— start —
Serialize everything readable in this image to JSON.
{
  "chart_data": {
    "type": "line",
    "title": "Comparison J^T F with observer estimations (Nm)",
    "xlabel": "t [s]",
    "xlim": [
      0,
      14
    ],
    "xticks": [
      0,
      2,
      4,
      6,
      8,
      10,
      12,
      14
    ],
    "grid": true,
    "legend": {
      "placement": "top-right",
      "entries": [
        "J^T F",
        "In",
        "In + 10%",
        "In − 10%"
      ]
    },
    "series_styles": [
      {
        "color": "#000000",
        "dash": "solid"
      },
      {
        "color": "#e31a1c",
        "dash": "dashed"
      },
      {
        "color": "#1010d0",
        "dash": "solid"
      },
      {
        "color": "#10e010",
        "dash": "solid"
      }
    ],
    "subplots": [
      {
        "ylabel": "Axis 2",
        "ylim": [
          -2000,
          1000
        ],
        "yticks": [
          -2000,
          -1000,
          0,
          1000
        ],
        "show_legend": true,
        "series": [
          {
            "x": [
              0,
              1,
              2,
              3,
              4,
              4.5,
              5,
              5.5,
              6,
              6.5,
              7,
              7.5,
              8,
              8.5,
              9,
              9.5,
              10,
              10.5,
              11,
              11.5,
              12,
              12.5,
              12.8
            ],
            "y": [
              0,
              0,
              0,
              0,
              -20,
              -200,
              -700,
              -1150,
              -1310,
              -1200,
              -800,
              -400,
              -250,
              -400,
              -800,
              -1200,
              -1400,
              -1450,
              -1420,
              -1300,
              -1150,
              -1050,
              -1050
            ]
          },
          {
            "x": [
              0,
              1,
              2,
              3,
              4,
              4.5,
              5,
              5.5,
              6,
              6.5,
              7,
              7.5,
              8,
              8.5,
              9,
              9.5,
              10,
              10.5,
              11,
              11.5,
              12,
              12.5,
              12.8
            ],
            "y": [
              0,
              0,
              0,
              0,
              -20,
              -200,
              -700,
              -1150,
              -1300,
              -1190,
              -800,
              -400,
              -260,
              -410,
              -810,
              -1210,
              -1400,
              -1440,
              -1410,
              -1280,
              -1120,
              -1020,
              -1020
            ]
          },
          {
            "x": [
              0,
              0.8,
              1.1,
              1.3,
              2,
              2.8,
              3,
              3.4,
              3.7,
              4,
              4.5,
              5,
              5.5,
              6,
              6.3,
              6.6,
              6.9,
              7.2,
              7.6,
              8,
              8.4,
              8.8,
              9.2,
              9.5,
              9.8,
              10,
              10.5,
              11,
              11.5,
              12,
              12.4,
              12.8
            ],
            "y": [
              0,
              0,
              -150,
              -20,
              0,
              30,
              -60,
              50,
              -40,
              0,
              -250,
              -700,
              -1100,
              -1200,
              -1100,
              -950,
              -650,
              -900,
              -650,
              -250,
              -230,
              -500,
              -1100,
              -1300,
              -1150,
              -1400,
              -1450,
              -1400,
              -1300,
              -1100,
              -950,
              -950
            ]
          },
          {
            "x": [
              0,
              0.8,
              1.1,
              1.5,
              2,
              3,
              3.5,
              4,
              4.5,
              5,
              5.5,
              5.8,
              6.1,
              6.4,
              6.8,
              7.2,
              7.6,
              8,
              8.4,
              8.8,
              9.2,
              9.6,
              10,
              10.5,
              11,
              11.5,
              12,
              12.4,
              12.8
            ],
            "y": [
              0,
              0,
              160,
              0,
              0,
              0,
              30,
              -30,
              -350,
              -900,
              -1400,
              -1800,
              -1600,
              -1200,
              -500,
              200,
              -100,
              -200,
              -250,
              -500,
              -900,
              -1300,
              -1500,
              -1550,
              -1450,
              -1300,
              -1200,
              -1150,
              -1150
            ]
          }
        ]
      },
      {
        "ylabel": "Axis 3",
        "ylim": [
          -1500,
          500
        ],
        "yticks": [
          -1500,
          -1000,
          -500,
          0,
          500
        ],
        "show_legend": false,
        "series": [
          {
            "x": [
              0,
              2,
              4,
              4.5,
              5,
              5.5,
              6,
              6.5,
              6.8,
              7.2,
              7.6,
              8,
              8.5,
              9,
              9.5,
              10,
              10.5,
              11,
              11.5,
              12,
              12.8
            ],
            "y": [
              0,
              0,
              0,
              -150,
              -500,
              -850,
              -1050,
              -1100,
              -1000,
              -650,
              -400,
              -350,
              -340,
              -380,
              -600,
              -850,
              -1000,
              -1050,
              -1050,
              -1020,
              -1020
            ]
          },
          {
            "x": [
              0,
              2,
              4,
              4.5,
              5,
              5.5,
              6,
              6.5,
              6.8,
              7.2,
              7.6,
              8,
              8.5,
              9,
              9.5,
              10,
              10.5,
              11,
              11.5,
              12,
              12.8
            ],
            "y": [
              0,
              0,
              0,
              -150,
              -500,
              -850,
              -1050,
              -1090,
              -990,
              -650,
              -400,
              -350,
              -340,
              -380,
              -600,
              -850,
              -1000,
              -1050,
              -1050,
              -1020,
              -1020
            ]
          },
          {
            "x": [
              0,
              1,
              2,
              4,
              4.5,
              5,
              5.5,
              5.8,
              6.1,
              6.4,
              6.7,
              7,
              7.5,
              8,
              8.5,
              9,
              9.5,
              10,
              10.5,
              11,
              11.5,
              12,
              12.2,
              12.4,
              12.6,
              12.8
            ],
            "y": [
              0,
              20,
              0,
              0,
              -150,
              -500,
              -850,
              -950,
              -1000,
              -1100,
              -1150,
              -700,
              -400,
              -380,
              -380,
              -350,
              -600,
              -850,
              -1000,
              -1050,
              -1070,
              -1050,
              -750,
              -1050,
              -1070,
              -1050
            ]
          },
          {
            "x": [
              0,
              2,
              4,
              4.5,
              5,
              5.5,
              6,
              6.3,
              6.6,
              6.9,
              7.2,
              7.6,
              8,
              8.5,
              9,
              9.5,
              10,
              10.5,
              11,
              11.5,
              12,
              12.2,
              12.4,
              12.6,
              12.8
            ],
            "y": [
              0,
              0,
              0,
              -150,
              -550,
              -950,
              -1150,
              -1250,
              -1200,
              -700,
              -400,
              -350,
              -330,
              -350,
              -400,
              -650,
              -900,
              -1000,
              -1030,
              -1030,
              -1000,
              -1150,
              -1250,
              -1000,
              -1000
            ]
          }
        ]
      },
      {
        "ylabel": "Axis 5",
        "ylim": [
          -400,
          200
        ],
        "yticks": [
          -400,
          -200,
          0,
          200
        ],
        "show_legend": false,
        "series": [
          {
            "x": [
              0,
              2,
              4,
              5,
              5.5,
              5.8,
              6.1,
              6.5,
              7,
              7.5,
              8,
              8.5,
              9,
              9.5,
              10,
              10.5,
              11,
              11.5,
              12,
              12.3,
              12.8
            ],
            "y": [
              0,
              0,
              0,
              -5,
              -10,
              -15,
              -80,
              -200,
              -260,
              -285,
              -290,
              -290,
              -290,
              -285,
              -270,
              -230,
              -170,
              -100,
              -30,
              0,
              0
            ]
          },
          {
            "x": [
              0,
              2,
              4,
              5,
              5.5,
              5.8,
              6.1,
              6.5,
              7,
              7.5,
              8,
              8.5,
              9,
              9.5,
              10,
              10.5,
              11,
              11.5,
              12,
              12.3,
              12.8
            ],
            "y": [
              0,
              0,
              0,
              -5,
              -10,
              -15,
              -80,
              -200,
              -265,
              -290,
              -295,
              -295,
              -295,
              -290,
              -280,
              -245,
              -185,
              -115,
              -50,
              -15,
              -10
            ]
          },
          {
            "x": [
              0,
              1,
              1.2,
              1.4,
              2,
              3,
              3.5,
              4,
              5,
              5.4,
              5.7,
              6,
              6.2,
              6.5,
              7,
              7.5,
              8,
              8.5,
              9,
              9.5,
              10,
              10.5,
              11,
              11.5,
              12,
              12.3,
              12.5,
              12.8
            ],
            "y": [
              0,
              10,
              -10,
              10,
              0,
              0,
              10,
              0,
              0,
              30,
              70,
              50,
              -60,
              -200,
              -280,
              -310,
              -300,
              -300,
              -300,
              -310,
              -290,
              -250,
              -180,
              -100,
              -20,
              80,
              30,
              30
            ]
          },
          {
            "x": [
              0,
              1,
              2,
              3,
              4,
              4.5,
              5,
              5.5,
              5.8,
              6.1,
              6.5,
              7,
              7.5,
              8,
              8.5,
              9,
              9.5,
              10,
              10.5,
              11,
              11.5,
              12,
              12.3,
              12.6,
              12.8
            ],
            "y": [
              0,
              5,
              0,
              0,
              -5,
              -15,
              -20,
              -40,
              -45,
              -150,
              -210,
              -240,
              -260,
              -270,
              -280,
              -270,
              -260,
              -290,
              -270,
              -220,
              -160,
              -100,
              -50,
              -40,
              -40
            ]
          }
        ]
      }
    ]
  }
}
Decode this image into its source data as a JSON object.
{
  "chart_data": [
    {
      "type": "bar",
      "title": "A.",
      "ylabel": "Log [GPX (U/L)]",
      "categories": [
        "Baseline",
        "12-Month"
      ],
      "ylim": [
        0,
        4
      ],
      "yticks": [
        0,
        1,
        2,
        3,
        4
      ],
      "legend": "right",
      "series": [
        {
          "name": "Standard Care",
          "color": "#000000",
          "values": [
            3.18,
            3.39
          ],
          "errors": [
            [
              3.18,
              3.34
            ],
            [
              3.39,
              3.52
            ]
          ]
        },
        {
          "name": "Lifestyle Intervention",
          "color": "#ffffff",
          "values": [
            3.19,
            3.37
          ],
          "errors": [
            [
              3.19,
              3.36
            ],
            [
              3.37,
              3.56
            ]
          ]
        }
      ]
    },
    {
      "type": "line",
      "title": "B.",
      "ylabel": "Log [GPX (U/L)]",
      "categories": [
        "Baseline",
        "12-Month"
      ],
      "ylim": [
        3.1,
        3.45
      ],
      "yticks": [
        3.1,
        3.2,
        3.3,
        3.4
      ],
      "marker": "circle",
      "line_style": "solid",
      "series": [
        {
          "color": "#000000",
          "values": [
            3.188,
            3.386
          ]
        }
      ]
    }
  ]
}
— end —
## EXERCISE REQUIREMENTS
Copy out all lines above that include the string "name".

## TASK OUTPUT
          "name": "Standard Care",
          "name": "Lifestyle Intervention",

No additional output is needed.